Start Extracted data
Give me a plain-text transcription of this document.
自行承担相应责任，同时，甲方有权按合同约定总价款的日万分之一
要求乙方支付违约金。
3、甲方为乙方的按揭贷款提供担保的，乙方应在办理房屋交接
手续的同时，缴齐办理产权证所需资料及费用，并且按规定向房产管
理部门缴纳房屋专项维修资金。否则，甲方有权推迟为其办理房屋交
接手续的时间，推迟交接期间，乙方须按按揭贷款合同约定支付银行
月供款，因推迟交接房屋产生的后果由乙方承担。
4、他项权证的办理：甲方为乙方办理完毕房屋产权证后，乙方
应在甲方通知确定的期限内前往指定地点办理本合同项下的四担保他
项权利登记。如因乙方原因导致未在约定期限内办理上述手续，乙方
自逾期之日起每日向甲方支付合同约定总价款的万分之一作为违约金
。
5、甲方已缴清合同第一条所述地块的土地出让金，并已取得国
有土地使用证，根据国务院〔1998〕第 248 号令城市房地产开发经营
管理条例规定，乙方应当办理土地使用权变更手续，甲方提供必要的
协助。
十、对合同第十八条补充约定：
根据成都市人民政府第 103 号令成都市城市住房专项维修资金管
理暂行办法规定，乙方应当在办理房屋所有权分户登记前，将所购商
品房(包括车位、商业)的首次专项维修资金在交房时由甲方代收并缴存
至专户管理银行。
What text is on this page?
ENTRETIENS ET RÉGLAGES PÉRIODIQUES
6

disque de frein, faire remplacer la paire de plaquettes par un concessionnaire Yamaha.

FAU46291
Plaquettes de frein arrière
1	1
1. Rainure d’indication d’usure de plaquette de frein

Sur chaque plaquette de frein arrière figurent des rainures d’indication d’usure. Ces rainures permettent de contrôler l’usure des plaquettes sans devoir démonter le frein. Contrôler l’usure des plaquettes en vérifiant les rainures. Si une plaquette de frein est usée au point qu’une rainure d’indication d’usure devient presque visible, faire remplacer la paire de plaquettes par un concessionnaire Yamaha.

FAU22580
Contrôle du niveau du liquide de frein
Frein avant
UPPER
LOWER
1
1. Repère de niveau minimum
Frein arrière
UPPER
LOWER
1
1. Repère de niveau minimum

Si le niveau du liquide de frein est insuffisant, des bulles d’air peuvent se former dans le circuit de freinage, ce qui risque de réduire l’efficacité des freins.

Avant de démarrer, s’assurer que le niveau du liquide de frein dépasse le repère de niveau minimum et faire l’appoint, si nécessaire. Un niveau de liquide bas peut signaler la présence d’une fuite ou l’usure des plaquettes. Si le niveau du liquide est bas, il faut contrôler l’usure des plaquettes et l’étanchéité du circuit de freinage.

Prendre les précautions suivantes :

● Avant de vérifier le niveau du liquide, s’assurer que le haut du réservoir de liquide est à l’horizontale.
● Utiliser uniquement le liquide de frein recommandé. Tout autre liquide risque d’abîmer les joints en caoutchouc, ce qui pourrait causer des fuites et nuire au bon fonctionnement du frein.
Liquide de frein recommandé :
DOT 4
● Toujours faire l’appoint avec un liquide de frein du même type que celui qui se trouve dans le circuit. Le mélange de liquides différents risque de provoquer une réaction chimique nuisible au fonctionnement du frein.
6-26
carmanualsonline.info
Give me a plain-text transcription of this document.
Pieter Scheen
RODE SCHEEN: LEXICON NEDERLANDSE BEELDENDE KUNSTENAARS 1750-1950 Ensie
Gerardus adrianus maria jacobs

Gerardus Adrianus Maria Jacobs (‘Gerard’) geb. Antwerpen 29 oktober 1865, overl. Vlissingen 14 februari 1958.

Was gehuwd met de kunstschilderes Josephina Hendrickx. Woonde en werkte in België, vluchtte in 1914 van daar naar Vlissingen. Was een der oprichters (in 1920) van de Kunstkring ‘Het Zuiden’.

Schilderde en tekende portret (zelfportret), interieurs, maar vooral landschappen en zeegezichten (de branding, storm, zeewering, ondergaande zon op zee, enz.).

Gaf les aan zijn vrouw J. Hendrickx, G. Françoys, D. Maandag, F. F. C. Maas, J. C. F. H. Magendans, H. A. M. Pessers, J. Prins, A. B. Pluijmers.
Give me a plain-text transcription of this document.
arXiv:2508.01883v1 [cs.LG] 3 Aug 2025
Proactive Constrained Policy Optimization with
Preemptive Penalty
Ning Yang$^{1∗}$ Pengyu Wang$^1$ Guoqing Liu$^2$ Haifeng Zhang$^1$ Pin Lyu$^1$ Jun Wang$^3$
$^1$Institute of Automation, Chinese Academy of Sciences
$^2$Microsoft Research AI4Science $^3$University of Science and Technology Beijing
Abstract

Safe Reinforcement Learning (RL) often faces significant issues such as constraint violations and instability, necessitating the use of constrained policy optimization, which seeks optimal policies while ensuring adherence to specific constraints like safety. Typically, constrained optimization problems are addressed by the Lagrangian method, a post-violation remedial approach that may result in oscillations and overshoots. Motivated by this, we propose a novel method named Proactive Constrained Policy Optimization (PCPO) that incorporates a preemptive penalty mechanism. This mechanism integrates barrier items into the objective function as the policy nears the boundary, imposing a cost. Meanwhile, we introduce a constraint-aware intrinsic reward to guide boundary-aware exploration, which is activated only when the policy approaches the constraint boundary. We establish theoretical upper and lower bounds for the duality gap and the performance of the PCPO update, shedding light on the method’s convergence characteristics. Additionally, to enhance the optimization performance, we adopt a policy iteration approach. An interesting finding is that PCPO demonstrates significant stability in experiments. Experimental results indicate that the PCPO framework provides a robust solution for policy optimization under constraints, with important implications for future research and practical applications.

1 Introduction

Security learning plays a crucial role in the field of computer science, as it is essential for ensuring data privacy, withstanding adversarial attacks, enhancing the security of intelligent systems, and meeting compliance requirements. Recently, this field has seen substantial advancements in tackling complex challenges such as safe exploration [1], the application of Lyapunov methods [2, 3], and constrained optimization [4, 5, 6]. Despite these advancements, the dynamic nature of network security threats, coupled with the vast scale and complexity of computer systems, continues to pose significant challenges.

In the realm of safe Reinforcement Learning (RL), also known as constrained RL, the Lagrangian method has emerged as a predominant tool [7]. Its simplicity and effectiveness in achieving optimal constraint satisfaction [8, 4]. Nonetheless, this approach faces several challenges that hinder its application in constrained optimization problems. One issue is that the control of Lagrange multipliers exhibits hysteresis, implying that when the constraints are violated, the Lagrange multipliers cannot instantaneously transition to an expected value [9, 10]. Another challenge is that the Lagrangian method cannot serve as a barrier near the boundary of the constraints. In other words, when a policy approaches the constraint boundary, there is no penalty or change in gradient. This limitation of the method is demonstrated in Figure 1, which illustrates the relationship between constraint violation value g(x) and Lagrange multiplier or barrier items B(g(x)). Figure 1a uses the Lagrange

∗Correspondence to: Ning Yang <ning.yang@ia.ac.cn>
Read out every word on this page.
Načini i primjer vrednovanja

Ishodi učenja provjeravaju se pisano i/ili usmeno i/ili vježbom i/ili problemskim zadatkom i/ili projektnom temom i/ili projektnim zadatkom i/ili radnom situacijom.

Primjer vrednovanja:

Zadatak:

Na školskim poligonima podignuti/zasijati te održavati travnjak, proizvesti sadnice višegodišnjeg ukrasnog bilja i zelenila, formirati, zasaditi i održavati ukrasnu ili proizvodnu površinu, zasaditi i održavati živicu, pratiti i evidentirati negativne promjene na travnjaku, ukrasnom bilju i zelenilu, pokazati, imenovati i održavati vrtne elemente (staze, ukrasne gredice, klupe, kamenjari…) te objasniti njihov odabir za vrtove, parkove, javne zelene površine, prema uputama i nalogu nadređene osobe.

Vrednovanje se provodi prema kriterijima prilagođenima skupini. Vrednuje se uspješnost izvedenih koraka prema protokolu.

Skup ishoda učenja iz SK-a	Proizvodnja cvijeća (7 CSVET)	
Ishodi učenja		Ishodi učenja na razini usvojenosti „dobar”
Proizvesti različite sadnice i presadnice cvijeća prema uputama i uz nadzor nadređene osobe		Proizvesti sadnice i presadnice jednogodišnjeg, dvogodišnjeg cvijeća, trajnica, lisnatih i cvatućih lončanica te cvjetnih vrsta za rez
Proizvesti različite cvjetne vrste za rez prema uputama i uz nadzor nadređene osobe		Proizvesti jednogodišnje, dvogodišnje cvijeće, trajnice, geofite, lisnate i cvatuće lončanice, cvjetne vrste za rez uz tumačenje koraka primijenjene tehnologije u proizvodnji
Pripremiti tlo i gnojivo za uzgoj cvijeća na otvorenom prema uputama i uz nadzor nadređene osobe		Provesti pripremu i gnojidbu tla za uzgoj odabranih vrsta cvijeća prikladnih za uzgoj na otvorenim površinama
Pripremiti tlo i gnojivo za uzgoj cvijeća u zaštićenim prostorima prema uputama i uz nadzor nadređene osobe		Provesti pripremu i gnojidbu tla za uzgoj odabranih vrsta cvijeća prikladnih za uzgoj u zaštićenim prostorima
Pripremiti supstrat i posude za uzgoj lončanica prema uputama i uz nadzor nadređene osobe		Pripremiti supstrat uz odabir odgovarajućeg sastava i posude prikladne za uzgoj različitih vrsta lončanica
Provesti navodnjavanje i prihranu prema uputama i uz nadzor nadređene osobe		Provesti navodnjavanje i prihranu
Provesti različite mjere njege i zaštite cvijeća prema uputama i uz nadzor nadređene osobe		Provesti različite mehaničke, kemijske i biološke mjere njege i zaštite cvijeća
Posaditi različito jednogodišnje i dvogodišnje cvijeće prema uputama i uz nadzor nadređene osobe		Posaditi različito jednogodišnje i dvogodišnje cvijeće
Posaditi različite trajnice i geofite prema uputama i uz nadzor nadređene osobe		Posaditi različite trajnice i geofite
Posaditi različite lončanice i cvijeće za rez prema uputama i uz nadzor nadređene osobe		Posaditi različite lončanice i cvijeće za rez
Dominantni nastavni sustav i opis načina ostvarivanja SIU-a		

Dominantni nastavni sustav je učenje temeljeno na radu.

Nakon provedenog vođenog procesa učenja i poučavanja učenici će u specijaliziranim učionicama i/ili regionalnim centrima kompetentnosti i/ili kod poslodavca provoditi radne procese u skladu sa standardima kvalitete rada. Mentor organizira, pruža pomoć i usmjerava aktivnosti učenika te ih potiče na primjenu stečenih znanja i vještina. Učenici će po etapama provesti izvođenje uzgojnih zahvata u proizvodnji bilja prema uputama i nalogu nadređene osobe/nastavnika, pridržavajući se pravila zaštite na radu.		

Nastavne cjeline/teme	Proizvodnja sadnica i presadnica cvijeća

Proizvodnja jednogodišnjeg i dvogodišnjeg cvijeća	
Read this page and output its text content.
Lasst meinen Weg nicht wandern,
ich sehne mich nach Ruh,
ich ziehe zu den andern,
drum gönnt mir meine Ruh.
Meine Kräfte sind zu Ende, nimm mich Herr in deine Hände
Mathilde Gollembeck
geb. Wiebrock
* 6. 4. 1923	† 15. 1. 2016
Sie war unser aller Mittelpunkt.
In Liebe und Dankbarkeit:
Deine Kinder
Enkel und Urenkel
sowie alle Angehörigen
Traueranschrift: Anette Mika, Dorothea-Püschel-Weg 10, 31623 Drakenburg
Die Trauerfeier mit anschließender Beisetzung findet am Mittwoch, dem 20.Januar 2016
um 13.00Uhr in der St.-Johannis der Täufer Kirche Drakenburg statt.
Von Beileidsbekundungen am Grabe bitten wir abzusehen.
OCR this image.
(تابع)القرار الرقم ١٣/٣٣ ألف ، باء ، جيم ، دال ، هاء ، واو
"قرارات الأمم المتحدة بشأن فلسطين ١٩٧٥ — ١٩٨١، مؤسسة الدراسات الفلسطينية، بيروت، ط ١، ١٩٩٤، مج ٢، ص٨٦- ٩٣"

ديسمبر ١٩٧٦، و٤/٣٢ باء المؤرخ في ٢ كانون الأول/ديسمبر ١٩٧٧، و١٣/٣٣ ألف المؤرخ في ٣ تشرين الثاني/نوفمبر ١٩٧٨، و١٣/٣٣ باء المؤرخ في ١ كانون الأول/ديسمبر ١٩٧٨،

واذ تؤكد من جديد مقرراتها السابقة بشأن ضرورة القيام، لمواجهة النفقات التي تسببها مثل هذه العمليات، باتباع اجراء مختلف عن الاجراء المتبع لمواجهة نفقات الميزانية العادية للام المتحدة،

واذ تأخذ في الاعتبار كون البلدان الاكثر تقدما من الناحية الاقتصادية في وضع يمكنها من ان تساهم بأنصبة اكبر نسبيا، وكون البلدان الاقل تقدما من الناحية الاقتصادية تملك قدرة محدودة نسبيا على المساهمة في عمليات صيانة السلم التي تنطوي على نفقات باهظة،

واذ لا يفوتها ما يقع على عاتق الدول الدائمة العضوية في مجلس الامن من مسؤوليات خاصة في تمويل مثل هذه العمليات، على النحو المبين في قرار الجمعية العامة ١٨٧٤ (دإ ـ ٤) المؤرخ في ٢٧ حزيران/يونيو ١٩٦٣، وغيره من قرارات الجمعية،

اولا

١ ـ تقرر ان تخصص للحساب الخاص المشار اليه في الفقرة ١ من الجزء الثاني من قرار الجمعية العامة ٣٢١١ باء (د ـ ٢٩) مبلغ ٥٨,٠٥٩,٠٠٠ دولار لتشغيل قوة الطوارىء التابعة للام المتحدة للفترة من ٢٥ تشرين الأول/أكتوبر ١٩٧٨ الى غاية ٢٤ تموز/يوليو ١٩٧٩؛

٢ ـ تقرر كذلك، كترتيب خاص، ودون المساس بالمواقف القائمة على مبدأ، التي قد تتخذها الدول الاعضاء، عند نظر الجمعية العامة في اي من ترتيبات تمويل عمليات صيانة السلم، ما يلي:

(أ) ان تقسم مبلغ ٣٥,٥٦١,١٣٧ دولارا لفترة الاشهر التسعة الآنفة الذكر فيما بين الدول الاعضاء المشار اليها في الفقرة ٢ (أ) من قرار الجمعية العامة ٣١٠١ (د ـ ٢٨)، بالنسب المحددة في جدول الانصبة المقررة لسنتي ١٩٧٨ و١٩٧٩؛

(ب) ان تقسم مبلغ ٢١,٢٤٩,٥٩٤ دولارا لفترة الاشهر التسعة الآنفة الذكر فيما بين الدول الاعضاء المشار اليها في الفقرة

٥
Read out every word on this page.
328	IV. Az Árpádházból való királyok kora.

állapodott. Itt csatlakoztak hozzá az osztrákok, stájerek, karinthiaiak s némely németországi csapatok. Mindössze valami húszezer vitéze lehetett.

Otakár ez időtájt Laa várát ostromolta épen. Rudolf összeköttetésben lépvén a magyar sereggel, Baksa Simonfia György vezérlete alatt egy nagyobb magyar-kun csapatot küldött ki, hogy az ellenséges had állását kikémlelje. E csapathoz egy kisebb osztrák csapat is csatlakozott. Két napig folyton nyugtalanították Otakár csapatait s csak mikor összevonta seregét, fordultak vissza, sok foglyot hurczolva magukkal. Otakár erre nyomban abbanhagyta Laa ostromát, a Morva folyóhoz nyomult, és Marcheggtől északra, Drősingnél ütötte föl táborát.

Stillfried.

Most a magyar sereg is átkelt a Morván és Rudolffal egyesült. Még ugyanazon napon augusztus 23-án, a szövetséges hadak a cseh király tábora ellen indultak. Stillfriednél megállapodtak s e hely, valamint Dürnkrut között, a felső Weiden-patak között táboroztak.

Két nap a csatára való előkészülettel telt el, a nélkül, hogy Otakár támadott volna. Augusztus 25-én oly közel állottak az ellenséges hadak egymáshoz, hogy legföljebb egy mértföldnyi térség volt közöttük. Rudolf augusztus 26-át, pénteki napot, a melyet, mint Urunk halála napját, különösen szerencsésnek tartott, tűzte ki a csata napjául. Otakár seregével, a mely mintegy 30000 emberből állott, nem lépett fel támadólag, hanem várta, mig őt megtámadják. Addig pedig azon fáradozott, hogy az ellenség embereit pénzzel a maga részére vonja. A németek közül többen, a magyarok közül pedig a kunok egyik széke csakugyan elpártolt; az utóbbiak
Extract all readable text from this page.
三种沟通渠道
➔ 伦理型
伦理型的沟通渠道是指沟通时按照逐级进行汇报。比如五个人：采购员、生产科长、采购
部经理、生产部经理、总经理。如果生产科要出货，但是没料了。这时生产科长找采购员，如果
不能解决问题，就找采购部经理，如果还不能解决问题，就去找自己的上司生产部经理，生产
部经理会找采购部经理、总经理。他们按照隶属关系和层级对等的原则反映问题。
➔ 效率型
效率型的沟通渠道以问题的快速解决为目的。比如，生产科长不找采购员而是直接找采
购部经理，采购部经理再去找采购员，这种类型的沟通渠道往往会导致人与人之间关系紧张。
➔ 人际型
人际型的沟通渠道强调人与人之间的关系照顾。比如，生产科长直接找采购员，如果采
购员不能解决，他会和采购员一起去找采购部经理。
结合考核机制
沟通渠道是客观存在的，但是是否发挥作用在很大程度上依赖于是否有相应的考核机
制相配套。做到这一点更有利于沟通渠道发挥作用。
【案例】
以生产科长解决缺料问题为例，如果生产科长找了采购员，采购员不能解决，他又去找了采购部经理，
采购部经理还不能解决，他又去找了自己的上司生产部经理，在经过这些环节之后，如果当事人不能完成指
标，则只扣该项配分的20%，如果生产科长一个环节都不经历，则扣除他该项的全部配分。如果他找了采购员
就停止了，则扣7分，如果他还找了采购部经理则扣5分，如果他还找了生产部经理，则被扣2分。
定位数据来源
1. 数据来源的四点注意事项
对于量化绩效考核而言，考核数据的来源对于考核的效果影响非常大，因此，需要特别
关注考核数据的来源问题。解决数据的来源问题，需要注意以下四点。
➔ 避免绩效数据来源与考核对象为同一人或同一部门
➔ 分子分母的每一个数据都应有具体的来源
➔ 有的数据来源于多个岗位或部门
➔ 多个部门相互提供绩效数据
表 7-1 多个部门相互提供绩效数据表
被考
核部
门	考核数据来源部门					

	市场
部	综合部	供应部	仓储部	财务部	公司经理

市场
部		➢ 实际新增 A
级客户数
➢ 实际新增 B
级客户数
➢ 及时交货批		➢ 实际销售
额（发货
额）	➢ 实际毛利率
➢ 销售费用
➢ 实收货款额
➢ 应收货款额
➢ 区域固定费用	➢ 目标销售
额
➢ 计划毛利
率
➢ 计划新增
End Extracted data
- _Problem details_:
Track down the lines that include the word "vrednovanja" and copy them.

- _Correct result_:
Načini i primjer vrednovanja
Primjer vrednovanja:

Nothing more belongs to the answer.